STATED GOAL.
Present every line in which the string "Conc" appears.

EXCERPTED DATA.
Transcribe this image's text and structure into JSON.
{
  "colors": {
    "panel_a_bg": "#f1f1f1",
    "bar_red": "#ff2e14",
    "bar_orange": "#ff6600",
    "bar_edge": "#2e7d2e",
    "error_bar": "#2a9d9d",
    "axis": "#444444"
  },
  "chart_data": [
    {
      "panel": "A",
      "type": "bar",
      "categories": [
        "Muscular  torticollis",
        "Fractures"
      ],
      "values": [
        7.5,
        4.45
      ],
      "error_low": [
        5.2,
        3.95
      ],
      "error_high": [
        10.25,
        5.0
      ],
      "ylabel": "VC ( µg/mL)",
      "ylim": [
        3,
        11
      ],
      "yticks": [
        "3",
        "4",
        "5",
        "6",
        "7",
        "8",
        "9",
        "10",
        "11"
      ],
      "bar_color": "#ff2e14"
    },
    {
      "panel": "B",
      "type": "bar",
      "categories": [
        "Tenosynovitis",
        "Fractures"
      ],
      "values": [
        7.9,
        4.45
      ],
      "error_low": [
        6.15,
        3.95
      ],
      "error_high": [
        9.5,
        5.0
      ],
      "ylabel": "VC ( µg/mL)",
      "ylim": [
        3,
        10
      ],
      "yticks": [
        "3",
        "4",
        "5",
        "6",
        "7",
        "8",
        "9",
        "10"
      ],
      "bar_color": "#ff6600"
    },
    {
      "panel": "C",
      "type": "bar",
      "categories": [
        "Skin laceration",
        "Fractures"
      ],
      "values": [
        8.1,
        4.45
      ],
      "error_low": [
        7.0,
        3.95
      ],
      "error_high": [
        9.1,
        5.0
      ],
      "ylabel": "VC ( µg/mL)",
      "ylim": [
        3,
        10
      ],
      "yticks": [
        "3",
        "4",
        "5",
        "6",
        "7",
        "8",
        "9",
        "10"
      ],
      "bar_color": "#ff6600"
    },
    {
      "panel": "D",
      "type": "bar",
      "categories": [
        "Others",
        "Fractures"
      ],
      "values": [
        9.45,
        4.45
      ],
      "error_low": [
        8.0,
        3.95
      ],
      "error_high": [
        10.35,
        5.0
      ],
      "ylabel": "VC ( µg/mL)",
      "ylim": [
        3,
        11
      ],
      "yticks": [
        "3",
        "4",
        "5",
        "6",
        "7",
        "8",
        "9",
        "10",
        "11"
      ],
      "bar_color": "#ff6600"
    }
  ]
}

==

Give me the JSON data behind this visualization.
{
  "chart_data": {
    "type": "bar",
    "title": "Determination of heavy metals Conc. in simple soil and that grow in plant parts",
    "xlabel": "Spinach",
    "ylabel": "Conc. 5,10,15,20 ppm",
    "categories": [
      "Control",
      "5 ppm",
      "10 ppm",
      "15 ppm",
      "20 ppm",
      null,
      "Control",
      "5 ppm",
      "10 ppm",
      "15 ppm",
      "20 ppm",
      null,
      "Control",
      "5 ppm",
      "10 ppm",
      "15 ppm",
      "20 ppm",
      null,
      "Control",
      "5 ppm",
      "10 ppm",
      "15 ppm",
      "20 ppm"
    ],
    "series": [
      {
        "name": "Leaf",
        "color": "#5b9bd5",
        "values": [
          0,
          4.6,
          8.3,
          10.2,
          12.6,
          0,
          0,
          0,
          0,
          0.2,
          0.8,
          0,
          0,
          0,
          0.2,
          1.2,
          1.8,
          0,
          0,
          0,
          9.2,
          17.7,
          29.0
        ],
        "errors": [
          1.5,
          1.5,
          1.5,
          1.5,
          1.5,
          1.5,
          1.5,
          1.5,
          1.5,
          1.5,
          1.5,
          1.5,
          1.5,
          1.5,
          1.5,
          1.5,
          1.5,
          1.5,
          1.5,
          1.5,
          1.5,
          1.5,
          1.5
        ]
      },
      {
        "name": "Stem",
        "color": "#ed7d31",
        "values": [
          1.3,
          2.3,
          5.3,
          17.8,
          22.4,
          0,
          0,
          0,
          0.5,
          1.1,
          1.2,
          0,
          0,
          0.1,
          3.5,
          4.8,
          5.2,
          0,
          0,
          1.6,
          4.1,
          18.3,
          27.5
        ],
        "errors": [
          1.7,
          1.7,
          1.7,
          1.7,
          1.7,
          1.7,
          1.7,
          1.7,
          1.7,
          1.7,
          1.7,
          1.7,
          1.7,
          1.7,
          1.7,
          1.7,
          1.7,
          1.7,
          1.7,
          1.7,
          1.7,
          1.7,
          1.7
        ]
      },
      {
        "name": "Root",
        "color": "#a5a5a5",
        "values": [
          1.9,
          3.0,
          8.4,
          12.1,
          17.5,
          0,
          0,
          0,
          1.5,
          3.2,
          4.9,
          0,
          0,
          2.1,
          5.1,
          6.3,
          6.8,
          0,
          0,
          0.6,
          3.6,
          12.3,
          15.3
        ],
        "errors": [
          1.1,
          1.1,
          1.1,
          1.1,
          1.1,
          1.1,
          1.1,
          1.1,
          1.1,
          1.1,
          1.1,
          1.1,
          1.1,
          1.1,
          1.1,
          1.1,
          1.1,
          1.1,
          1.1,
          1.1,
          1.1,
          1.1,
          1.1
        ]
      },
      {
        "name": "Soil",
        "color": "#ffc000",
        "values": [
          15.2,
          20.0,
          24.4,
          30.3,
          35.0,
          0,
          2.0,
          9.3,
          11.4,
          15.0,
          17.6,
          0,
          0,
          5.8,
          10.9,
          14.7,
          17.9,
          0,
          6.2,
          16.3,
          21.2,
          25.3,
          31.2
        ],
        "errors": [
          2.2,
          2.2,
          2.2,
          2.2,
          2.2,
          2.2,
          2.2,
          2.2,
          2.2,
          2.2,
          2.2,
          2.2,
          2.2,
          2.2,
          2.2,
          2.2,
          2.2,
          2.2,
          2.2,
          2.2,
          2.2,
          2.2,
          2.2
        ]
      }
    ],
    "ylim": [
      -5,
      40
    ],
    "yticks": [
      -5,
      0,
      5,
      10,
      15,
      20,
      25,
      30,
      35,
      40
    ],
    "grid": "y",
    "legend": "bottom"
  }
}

SOLVED PROBLEM.
    "title": "Determination of heavy metals Conc. in simple soil and that grow in plant parts",
    "ylabel": "Conc. 5,10,15,20 ppm",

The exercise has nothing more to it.